» **Task data**
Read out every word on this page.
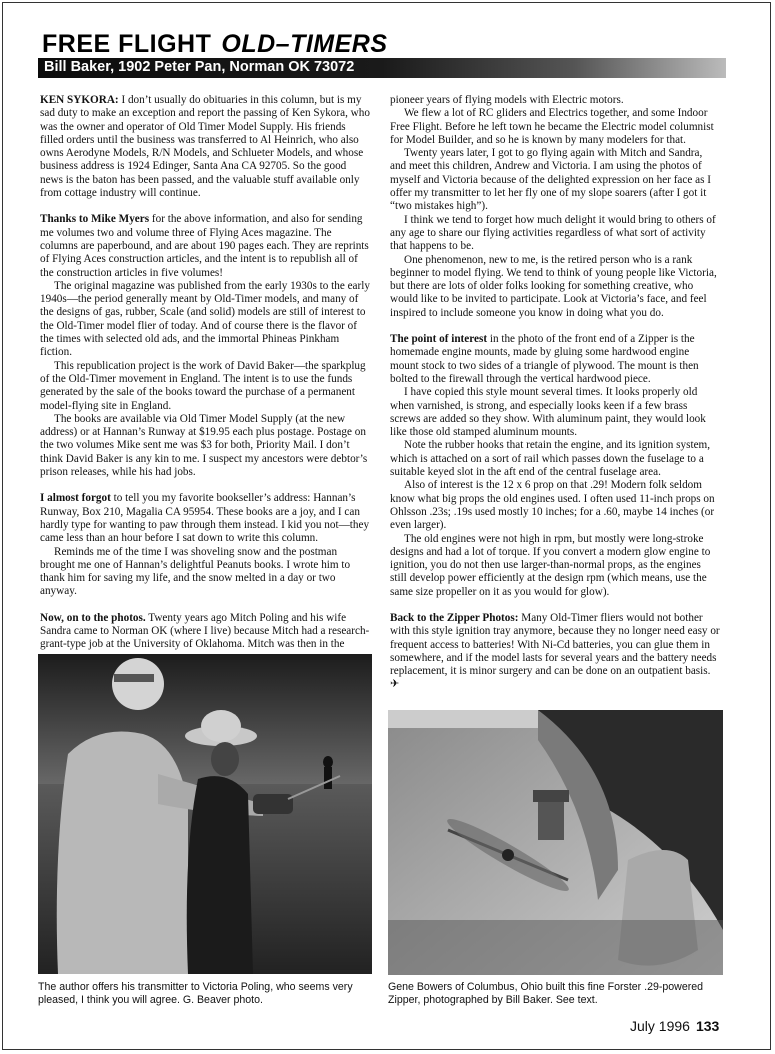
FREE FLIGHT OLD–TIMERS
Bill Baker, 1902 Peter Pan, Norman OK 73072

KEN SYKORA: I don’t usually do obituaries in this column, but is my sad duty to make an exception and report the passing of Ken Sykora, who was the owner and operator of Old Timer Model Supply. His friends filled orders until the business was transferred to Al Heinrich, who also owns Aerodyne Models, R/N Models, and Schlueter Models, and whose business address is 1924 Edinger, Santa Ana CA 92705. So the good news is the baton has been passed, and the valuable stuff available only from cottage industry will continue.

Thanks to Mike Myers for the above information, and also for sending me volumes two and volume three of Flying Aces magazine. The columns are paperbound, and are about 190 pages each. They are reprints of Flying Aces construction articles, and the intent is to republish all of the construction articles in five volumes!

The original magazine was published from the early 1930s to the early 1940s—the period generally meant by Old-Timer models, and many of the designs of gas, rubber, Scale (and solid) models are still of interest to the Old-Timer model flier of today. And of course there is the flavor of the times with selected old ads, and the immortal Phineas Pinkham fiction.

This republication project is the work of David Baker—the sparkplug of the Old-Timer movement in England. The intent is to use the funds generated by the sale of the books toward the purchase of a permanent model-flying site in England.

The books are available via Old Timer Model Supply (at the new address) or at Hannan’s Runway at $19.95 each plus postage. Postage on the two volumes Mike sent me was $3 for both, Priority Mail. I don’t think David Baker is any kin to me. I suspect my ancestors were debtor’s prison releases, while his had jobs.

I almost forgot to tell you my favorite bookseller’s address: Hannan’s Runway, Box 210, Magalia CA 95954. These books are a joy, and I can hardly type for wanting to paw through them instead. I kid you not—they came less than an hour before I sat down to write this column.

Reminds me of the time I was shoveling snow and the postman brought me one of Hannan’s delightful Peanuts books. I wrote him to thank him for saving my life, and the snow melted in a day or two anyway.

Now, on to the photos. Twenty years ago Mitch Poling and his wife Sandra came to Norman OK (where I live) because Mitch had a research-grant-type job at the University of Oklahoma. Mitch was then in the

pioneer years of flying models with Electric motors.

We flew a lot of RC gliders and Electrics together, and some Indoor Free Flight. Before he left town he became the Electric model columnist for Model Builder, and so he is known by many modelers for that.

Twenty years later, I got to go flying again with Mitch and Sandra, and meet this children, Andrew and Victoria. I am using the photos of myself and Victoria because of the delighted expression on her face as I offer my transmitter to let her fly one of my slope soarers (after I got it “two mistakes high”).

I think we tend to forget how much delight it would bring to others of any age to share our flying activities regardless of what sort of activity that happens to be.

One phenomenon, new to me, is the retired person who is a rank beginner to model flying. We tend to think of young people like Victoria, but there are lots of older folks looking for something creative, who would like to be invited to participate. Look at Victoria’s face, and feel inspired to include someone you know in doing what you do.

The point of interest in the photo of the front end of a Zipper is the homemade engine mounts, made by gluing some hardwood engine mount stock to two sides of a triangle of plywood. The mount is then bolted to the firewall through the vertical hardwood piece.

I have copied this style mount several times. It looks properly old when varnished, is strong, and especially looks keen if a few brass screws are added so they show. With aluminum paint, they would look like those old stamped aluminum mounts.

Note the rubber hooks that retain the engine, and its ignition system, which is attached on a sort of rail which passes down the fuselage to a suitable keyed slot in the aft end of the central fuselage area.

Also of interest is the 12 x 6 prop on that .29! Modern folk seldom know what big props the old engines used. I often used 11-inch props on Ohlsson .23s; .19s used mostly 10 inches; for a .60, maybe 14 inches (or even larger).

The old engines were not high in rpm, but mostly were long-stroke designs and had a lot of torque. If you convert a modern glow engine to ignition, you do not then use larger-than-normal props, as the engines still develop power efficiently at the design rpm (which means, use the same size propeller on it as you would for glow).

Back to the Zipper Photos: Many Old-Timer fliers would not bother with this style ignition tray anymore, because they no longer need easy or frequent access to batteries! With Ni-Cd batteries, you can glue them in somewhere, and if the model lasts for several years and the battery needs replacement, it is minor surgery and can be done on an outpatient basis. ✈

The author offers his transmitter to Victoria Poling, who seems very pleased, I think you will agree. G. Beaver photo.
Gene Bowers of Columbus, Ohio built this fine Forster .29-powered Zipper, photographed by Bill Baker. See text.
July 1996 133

» **Aim**
Look through the listing above and count the lines where the string "Poling" appears. Report the number only.

» **Solution to the problem**
2